• _TO BE DONE_
Look through the records that follow. Copy every line containing the word "name".

• _DATA SHOWN_
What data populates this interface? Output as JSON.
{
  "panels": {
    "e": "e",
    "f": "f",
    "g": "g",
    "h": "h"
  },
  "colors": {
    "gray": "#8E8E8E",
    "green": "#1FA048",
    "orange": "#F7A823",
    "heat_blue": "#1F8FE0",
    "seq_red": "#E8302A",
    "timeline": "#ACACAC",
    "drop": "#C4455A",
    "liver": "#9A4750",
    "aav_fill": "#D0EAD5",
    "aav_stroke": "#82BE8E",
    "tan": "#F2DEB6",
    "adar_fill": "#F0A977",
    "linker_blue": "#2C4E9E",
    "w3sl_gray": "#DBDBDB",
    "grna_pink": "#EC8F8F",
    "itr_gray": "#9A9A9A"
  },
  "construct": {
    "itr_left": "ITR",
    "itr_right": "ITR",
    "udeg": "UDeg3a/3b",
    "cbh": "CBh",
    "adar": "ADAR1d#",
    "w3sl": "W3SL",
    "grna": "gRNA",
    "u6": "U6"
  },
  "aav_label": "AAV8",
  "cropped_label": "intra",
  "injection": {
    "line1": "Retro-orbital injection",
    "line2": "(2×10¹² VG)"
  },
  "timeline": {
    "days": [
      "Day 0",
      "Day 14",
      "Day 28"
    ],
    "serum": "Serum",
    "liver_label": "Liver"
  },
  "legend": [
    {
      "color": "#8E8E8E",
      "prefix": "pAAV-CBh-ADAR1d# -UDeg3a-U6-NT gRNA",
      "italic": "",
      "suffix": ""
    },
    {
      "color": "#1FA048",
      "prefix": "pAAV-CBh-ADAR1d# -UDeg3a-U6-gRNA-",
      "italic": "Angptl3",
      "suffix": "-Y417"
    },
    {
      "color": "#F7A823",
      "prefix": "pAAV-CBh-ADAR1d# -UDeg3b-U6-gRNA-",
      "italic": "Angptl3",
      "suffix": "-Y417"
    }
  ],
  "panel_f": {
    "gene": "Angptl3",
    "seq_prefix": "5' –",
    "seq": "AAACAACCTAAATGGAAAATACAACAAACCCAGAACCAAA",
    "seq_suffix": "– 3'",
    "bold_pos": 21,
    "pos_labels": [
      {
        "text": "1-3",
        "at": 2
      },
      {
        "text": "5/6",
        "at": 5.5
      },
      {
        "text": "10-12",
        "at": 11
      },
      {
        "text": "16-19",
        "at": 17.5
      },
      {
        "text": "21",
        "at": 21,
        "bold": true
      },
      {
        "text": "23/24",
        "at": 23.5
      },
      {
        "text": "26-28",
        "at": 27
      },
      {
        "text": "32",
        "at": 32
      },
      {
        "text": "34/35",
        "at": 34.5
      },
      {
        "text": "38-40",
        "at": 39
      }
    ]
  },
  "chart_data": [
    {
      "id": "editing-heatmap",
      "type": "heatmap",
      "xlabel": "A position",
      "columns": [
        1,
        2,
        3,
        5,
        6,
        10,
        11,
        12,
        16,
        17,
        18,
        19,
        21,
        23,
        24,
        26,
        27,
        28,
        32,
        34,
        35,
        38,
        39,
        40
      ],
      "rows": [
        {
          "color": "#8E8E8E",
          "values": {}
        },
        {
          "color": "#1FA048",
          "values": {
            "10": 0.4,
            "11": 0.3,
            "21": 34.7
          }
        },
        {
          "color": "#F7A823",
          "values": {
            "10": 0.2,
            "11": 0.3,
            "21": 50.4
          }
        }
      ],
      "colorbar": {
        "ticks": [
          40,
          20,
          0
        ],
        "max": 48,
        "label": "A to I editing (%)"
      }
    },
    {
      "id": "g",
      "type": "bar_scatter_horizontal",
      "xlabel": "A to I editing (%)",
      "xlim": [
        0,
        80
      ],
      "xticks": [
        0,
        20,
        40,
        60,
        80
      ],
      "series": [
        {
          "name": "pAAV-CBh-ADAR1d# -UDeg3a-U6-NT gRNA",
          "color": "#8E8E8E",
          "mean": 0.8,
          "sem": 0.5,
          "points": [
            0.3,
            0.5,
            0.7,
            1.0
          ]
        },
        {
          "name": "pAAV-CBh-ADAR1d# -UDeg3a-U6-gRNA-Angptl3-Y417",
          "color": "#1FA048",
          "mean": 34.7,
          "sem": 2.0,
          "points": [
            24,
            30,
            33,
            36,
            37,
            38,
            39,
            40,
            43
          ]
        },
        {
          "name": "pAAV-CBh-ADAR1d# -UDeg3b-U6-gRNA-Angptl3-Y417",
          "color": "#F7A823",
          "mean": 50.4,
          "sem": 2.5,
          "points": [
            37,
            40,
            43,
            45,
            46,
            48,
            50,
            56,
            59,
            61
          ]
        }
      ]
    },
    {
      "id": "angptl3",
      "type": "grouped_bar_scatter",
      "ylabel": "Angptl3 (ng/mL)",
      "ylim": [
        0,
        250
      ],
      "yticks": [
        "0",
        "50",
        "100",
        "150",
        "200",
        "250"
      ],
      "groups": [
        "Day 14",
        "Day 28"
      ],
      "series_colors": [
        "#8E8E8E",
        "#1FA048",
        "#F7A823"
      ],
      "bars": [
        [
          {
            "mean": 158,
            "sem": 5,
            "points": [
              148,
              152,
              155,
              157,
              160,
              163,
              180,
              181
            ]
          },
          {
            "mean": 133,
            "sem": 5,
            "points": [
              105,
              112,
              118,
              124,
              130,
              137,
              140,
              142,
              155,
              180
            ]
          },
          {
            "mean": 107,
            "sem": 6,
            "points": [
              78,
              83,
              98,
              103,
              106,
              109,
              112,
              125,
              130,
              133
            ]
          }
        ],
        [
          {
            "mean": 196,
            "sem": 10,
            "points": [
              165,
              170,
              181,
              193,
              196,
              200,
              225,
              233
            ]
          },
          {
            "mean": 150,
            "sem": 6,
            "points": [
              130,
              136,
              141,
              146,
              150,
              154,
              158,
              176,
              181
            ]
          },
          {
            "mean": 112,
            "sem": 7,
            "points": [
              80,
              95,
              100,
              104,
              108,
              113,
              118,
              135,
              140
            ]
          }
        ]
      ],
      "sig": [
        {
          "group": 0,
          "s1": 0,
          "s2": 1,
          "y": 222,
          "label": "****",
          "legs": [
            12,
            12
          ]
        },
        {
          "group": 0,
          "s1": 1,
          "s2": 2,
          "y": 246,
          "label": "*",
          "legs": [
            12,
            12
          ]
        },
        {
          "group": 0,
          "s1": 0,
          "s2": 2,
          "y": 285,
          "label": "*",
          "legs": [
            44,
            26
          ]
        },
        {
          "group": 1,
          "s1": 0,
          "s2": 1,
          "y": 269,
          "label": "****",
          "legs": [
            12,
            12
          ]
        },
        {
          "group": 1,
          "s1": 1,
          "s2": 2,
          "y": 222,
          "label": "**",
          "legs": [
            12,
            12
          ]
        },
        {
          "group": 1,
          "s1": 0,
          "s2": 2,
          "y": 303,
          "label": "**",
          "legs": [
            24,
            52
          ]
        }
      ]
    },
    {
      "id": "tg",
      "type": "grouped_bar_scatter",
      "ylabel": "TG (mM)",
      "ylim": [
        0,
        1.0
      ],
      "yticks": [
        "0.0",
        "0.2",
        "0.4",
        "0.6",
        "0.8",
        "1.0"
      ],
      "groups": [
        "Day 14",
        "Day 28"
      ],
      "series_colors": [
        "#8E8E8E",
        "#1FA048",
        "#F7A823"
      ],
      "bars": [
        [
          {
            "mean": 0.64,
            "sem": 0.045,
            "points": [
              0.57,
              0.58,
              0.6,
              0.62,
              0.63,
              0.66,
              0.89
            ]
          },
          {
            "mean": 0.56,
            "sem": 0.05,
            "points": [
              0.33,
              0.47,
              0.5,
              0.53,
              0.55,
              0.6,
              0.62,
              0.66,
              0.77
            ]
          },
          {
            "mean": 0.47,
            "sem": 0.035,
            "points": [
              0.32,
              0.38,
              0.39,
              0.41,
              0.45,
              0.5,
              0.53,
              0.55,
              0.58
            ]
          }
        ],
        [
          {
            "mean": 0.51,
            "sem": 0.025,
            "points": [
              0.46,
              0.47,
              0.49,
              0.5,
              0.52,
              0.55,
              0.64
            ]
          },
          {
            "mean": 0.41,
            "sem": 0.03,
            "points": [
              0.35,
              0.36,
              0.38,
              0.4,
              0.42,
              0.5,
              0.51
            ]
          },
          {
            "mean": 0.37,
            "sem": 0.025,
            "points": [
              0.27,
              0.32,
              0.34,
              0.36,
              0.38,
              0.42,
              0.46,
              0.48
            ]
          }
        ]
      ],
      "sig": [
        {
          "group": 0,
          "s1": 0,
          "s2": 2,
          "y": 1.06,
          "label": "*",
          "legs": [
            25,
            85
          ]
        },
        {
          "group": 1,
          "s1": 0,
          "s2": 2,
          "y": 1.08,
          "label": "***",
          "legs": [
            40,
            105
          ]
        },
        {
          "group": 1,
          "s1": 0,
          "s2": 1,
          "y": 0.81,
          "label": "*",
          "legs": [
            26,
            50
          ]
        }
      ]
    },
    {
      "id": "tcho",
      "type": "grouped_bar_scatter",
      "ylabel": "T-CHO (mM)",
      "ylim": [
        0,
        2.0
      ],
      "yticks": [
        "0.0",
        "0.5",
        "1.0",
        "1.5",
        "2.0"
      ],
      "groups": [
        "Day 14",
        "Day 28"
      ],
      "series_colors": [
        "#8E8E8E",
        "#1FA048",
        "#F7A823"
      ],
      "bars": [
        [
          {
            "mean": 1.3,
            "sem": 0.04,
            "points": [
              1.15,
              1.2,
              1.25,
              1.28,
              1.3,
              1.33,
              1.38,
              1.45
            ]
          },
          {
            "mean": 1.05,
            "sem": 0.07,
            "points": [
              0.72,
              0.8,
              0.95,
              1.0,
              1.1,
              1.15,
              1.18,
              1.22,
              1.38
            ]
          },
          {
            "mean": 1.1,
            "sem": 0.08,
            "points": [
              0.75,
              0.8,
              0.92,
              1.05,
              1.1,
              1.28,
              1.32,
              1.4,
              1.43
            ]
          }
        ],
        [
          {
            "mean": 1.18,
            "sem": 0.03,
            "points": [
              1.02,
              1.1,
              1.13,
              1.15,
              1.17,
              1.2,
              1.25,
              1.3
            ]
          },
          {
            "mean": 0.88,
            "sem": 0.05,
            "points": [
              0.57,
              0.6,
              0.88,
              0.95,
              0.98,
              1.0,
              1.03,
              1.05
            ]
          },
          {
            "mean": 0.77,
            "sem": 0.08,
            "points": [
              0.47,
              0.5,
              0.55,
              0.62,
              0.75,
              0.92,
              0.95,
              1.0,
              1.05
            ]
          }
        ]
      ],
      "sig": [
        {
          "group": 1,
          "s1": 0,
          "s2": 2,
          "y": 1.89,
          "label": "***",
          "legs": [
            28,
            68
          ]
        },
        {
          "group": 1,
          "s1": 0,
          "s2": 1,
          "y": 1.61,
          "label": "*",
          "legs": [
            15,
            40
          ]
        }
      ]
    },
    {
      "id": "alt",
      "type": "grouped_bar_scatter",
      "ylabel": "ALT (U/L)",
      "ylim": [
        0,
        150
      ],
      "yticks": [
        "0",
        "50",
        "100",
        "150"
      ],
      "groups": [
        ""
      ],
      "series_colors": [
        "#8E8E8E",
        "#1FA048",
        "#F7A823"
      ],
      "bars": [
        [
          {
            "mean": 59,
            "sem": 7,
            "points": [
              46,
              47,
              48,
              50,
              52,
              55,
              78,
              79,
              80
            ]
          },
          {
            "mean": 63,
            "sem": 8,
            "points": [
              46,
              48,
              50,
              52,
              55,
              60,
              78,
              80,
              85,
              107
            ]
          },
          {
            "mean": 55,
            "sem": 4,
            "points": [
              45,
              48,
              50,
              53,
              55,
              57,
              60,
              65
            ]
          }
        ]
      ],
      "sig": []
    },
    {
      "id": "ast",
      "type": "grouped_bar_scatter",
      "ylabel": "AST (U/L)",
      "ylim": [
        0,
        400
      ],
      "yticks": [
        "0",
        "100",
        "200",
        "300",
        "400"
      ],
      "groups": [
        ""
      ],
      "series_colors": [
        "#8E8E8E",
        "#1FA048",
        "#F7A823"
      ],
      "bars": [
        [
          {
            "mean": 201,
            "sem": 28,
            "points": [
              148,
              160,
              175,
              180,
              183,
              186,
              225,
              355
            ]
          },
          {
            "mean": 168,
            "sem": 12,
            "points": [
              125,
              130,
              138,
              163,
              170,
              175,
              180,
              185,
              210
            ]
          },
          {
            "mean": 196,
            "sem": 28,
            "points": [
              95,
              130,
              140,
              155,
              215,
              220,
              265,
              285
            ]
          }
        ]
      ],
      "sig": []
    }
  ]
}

• _WRITTEN ANSWER_
          "name": "pAAV-CBh-ADAR1d# -UDeg3a-U6-NT gRNA",
          "name": "pAAV-CBh-ADAR1d# -UDeg3a-U6-gRNA-Angptl3-Y417",
          "name": "pAAV-CBh-ADAR1d# -UDeg3b-U6-gRNA-Angptl3-Y417",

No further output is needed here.